● Task prompt:
Find each line with the string "registrados" and report it.

+===+

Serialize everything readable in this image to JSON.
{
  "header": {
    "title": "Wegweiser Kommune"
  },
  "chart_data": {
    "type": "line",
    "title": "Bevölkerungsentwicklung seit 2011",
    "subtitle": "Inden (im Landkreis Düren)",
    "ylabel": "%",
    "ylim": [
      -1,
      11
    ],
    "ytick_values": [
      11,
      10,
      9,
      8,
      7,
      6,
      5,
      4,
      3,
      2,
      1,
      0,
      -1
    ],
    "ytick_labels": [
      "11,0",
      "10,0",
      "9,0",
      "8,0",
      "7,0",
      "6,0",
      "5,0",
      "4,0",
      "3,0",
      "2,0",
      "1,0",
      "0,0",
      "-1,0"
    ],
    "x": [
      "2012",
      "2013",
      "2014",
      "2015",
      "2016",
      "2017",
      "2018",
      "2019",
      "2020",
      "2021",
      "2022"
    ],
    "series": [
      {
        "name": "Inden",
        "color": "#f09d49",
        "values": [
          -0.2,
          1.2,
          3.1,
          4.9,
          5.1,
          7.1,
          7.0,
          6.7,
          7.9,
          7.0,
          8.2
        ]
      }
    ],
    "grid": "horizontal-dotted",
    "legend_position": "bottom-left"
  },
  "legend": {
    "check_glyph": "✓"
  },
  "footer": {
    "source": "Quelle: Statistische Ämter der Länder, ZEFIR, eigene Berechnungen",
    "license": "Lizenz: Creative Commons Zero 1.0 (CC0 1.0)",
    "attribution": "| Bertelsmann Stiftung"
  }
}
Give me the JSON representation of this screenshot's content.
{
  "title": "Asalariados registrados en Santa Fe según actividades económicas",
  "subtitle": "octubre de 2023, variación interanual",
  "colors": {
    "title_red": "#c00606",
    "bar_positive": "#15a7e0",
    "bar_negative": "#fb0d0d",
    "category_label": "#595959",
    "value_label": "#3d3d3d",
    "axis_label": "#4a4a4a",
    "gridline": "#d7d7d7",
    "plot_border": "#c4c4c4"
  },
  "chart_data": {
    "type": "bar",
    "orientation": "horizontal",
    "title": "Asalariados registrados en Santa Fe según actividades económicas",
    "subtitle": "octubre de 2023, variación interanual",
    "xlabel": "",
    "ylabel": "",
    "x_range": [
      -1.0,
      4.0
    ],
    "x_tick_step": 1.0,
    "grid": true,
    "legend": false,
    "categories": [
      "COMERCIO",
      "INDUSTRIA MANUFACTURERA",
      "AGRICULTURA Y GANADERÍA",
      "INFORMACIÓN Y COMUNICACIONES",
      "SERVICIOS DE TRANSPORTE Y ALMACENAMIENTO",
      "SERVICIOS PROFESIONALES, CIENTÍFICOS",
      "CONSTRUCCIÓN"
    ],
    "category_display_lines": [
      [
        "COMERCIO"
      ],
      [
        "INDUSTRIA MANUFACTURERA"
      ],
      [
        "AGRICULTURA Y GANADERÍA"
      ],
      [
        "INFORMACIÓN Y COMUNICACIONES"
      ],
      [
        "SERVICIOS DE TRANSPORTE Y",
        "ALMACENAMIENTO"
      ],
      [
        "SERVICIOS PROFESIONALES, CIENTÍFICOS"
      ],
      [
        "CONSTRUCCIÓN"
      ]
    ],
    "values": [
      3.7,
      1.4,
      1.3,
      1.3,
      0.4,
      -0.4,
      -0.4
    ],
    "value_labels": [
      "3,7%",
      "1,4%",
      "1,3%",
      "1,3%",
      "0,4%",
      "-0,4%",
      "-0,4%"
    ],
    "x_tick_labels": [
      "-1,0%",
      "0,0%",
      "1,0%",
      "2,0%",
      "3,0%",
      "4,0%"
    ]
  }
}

+===+

● Result of this exercise:
  "title": "Asalariados registrados en Santa Fe según actividades económicas",
    "title": "Asalariados registrados en Santa Fe según actividades económicas",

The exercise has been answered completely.